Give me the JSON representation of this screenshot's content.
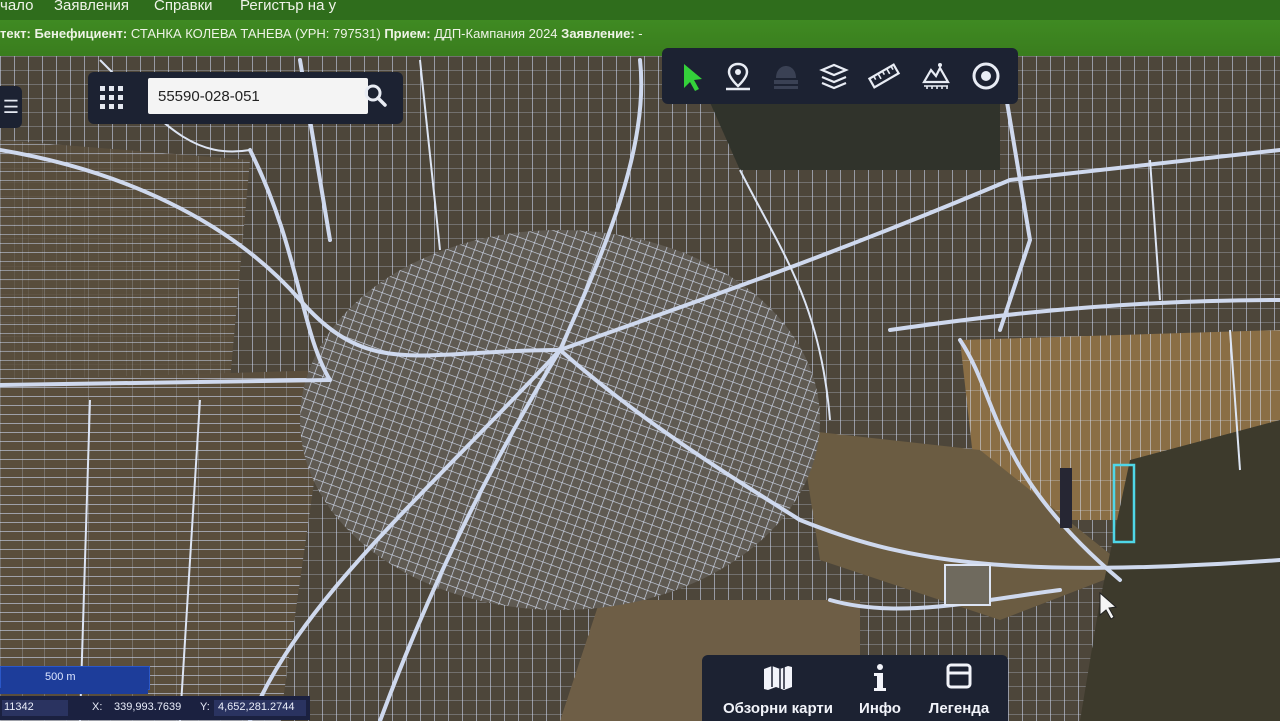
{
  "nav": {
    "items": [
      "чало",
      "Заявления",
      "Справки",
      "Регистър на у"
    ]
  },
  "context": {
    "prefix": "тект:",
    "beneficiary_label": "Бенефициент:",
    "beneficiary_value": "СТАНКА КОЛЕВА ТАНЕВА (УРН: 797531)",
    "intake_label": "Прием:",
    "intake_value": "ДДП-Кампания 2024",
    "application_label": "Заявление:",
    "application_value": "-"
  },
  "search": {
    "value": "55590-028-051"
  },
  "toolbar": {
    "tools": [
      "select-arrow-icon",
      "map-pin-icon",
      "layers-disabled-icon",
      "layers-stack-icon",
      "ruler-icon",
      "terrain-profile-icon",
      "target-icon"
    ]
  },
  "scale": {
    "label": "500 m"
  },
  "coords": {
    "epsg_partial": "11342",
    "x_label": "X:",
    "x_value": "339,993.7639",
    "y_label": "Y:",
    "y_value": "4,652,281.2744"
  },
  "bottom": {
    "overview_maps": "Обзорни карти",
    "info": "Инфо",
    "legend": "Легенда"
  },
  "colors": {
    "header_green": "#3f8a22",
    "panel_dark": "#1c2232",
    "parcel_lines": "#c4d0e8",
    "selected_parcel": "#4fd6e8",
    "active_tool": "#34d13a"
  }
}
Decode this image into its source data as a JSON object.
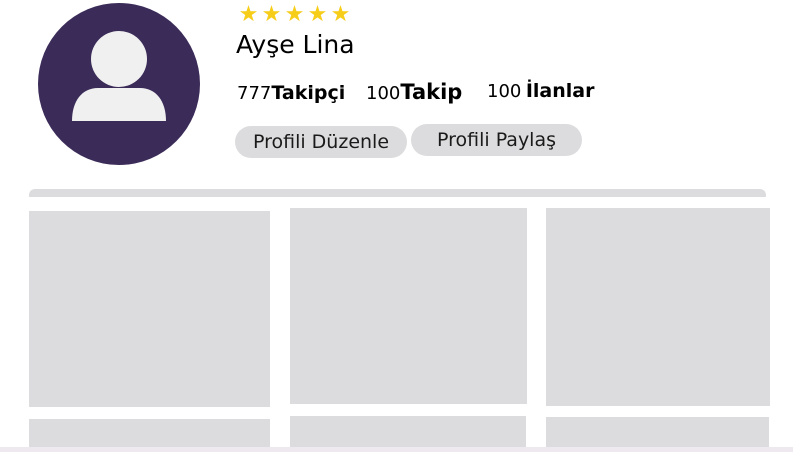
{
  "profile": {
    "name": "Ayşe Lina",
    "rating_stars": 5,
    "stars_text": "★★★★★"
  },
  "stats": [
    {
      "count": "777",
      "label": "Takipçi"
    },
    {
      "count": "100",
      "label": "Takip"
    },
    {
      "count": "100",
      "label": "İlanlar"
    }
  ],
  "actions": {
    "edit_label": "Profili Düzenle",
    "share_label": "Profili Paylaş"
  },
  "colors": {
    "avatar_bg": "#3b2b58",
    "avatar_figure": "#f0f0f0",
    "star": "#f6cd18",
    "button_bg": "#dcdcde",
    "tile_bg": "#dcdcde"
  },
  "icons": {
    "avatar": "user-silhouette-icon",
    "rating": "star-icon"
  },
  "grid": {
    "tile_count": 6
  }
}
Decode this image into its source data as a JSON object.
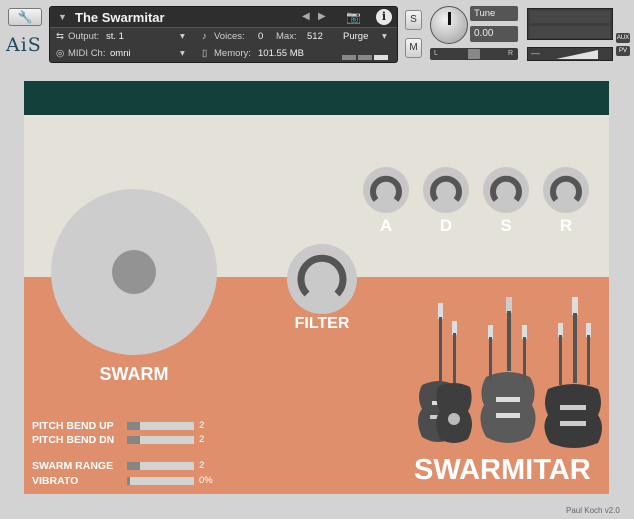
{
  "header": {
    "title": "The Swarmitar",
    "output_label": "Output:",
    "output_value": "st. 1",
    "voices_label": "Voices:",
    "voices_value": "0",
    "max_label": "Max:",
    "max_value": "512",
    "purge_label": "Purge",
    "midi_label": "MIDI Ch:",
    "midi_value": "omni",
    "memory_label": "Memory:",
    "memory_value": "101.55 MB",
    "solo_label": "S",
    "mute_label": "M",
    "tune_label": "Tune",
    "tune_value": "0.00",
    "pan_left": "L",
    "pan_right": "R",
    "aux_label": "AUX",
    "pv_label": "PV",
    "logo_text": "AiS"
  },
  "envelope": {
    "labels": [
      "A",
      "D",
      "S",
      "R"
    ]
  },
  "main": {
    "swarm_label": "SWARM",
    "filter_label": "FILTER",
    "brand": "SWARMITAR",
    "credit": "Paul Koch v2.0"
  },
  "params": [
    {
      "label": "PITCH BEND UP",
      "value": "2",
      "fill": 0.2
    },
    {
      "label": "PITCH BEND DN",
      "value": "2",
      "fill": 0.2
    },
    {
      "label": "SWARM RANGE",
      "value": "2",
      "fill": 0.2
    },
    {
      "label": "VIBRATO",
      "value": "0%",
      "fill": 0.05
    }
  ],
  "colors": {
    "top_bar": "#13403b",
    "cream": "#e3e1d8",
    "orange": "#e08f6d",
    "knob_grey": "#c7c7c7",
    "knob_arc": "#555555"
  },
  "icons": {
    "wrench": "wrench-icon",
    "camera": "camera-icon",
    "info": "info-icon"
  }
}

----

- _Do this_
Quote the entries above word for word. Leave the images out.

- _Output of the exercise_
Give me the JSON representation of this screenshot's content.
{
  "nav": {
    "items": [
      "чало",
      "Заявления",
      "Справки",
      "Регистър на у"
    ]
  },
  "context": {
    "prefix": "тект:",
    "beneficiary_label": "Бенефициент:",
    "beneficiary_value": "СТАНКА КОЛЕВА ТАНЕВА (УРН: 797531)",
    "intake_label": "Прием:",
    "intake_value": "ДДП-Кампания 2024",
    "application_label": "Заявление:",
    "application_value": "-"
  },
  "search": {
    "value": "55590-028-051"
  },
  "toolbar": {
    "tools": [
      "select-arrow-icon",
      "map-pin-icon",
      "layers-disabled-icon",
      "layers-stack-icon",
      "ruler-icon",
      "terrain-profile-icon",
      "target-icon"
    ]
  },
  "scale": {
    "label": "500 m"
  },
  "coords": {
    "epsg_partial": "11342",
    "x_label": "X:",
    "x_value": "339,993.7639",
    "y_label": "Y:",
    "y_value": "4,652,281.2744"
  },
  "bottom": {
    "overview_maps": "Обзорни карти",
    "info": "Инфо",
    "legend": "Легенда"
  },
  "colors": {
    "header_green": "#3f8a22",
    "panel_dark": "#1c2232",
    "parcel_lines": "#c4d0e8",
    "selected_parcel": "#4fd6e8",
    "active_tool": "#34d13a"
  }
}
Decode this image into its source data as a JSON object.
{
  "profile": {
    "name": "Ayşe Lina",
    "rating_stars": 5,
    "stars_text": "★★★★★"
  },
  "stats": [
    {
      "count": "777",
      "label": "Takipçi"
    },
    {
      "count": "100",
      "label": "Takip"
    },
    {
      "count": "100",
      "label": "İlanlar"
    }
  ],
  "actions": {
    "edit_label": "Profili Düzenle",
    "share_label": "Profili Paylaş"
  },
  "colors": {
    "avatar_bg": "#3b2b58",
    "avatar_figure": "#f0f0f0",
    "star": "#f6cd18",
    "button_bg": "#dcdcde",
    "tile_bg": "#dcdcde"
  },
  "icons": {
    "avatar": "user-silhouette-icon",
    "rating": "star-icon"
  },
  "grid": {
    "tile_count": 6
  }
}
Decode this image into its source data as a JSON object.
{
  "header": {
    "title": "The Swarmitar",
    "output_label": "Output:",
    "output_value": "st. 1",
    "voices_label": "Voices:",
    "voices_value": "0",
    "max_label": "Max:",
    "max_value": "512",
    "purge_label": "Purge",
    "midi_label": "MIDI Ch:",
    "midi_value": "omni",
    "memory_label": "Memory:",
    "memory_value": "101.55 MB",
    "solo_label": "S",
    "mute_label": "M",
    "tune_label": "Tune",
    "tune_value": "0.00",
    "pan_left": "L",
    "pan_right": "R",
    "aux_label": "AUX",
    "pv_label": "PV",
    "logo_text": "AiS"
  },
  "envelope": {
    "labels": [
      "A",
      "D",
      "S",
      "R"
    ]
  },
  "main": {
    "swarm_label": "SWARM",
    "filter_label": "FILTER",
    "brand": "SWARMITAR",
    "credit": "Paul Koch v2.0"
  },
  "params": [
    {
      "label": "PITCH BEND UP",
      "value": "2",
      "fill": 0.2
    },
    {
      "label": "PITCH BEND DN",
      "value": "2",
      "fill": 0.2
    },
    {
      "label": "SWARM RANGE",
      "value": "2",
      "fill": 0.2
    },
    {
      "label": "VIBRATO",
      "value": "0%",
      "fill": 0.05
    }
  ],
  "colors": {
    "top_bar": "#13403b",
    "cream": "#e3e1d8",
    "orange": "#e08f6d",
    "knob_grey": "#c7c7c7",
    "knob_arc": "#555555"
  },
  "icons": {
    "wrench": "wrench-icon",
    "camera": "camera-icon",
    "info": "info-icon"
  }
}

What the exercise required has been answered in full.